* [WORK TO BE COMPLETED]: Each line below is to be written out in full, exactly as shown.

┌──

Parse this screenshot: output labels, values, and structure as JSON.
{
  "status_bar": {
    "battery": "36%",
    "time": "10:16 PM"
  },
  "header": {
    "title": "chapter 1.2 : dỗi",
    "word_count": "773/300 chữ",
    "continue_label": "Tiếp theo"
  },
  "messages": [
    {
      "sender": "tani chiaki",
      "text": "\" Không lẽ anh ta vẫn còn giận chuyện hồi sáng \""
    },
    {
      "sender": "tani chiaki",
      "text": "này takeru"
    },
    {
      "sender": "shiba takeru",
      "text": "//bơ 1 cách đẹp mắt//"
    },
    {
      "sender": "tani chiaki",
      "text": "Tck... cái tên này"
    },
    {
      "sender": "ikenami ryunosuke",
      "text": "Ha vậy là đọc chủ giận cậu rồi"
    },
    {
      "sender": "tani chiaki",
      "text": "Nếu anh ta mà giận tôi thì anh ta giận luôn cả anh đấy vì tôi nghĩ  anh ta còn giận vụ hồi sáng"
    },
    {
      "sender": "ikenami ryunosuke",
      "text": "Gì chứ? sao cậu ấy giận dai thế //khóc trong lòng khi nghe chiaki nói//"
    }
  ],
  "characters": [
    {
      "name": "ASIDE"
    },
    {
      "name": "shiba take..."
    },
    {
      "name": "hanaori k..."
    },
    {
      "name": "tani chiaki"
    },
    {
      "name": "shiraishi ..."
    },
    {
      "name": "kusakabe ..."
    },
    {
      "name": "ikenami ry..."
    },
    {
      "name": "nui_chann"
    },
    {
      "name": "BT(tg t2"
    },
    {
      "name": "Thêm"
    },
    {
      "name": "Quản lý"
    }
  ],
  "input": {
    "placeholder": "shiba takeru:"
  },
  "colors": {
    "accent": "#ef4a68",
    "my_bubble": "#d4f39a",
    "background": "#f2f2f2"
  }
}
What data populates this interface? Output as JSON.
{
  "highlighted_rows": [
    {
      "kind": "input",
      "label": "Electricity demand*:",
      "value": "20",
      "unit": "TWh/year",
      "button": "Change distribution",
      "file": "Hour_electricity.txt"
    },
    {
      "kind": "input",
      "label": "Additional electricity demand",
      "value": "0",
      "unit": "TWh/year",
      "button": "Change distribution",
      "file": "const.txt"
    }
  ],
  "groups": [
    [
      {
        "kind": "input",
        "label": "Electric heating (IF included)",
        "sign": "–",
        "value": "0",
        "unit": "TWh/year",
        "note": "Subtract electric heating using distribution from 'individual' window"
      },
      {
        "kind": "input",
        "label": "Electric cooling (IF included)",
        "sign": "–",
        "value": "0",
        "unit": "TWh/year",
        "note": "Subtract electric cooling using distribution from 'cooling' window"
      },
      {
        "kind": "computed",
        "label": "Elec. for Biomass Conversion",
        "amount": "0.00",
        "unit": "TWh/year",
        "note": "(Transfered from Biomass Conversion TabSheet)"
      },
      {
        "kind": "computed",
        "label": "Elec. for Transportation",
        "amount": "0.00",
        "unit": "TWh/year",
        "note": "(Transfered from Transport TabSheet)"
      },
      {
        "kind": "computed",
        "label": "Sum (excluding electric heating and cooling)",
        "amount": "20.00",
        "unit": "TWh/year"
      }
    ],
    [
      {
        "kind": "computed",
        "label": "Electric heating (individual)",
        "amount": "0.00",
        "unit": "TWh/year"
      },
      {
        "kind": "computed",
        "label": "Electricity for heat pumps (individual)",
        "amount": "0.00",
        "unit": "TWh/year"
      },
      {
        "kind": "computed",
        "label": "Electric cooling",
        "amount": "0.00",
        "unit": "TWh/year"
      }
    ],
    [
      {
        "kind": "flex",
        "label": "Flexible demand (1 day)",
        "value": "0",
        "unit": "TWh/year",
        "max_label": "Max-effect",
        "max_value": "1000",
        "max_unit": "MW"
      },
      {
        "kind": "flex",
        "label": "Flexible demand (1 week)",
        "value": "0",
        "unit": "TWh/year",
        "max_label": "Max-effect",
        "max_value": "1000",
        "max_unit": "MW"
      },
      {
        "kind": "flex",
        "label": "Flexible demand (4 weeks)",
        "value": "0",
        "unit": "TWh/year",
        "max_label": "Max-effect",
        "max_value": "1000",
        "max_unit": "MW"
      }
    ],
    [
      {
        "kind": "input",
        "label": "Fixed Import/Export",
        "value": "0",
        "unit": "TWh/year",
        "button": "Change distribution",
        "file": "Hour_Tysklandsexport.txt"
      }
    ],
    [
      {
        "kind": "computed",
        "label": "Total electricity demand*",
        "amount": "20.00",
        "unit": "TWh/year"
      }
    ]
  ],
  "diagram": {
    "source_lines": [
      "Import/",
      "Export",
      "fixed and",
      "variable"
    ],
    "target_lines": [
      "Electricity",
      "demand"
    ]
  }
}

└──

* [TASK RESPONSE]:
Parse this screenshot: output labels, values, and structure as JSON.
{
  "status_bar": {
    "battery": "36%",
    "time": "10:16 PM"
  },
  "header": {
    "title": "chapter 1.2 : dỗi",
    "word_count": "773/300 chữ",
    "continue_label": "Tiếp theo"
  },
  "messages": [
    {
      "sender": "tani chiaki",
      "text": "\" Không lẽ anh ta vẫn còn giận chuyện hồi sáng \""
    },
    {
      "sender": "tani chiaki",
      "text": "này takeru"
    },
    {
      "sender": "shiba takeru",
      "text": "//bơ 1 cách đẹp mắt//"
    },
    {
      "sender": "tani chiaki",
      "text": "Tck... cái tên này"
    },
    {
      "sender": "ikenami ryunosuke",
      "text": "Ha vậy là đọc chủ giận cậu rồi"
    },
    {
      "sender": "tani chiaki",
      "text": "Nếu anh ta mà giận tôi thì anh ta giận luôn cả anh đấy vì tôi nghĩ  anh ta còn giận vụ hồi sáng"
    },
    {
      "sender": "ikenami ryunosuke",
      "text": "Gì chứ? sao cậu ấy giận dai thế //khóc trong lòng khi nghe chiaki nói//"
    }
  ],
  "characters": [
    {
      "name": "ASIDE"
    },
    {
      "name": "shiba take..."
    },
    {
      "name": "hanaori k..."
    },
    {
      "name": "tani chiaki"
    },
    {
      "name": "shiraishi ..."
    },
    {
      "name": "kusakabe ..."
    },
    {
      "name": "ikenami ry..."
    },
    {
      "name": "nui_chann"
    },
    {
      "name": "BT(tg t2"
    },
    {
      "name": "Thêm"
    },
    {
      "name": "Quản lý"
    }
  ],
  "input": {
    "placeholder": "shiba takeru:"
  },
  "colors": {
    "accent": "#ef4a68",
    "my_bubble": "#d4f39a",
    "background": "#f2f2f2"
  }
}
What data populates this interface? Output as JSON.
{
  "highlighted_rows": [
    {
      "kind": "input",
      "label": "Electricity demand*:",
      "value": "20",
      "unit": "TWh/year",
      "button": "Change distribution",
      "file": "Hour_electricity.txt"
    },
    {
      "kind": "input",
      "label": "Additional electricity demand",
      "value": "0",
      "unit": "TWh/year",
      "button": "Change distribution",
      "file": "const.txt"
    }
  ],
  "groups": [
    [
      {
        "kind": "input",
        "label": "Electric heating (IF included)",
        "sign": "–",
        "value": "0",
        "unit": "TWh/year",
        "note": "Subtract electric heating using distribution from 'individual' window"
      },
      {
        "kind": "input",
        "label": "Electric cooling (IF included)",
        "sign": "–",
        "value": "0",
        "unit": "TWh/year",
        "note": "Subtract electric cooling using distribution from 'cooling' window"
      },
      {
        "kind": "computed",
        "label": "Elec. for Biomass Conversion",
        "amount": "0.00",
        "unit": "TWh/year",
        "note": "(Transfered from Biomass Conversion TabSheet)"
      },
      {
        "kind": "computed",
        "label": "Elec. for Transportation",
        "amount": "0.00",
        "unit": "TWh/year",
        "note": "(Transfered from Transport TabSheet)"
      },
      {
        "kind": "computed",
        "label": "Sum (excluding electric heating and cooling)",
        "amount": "20.00",
        "unit": "TWh/year"
      }
    ],
    [
      {
        "kind": "computed",
        "label": "Electric heating (individual)",
        "amount": "0.00",
        "unit": "TWh/year"
      },
      {
        "kind": "computed",
        "label": "Electricity for heat pumps (individual)",
        "amount": "0.00",
        "unit": "TWh/year"
      },
      {
        "kind": "computed",
        "label": "Electric cooling",
        "amount": "0.00",
        "unit": "TWh/year"
      }
    ],
    [
      {
        "kind": "flex",
        "label": "Flexible demand (1 day)",
        "value": "0",
        "unit": "TWh/year",
        "max_label": "Max-effect",
        "max_value": "1000",
        "max_unit": "MW"
      },
      {
        "kind": "flex",
        "label": "Flexible demand (1 week)",
        "value": "0",
        "unit": "TWh/year",
        "max_label": "Max-effect",
        "max_value": "1000",
        "max_unit": "MW"
      },
      {
        "kind": "flex",
        "label": "Flexible demand (4 weeks)",
        "value": "0",
        "unit": "TWh/year",
        "max_label": "Max-effect",
        "max_value": "1000",
        "max_unit": "MW"
      }
    ],
    [
      {
        "kind": "input",
        "label": "Fixed Import/Export",
        "value": "0",
        "unit": "TWh/year",
        "button": "Change distribution",
        "file": "Hour_Tysklandsexport.txt"
      }
    ],
    [
      {
        "kind": "computed",
        "label": "Total electricity demand*",
        "amount": "20.00",
        "unit": "TWh/year"
      }
    ]
  ],
  "diagram": {
    "source_lines": [
      "Import/",
      "Export",
      "fixed and",
      "variable"
    ],
    "target_lines": [
      "Electricity",
      "demand"
    ]
  }
}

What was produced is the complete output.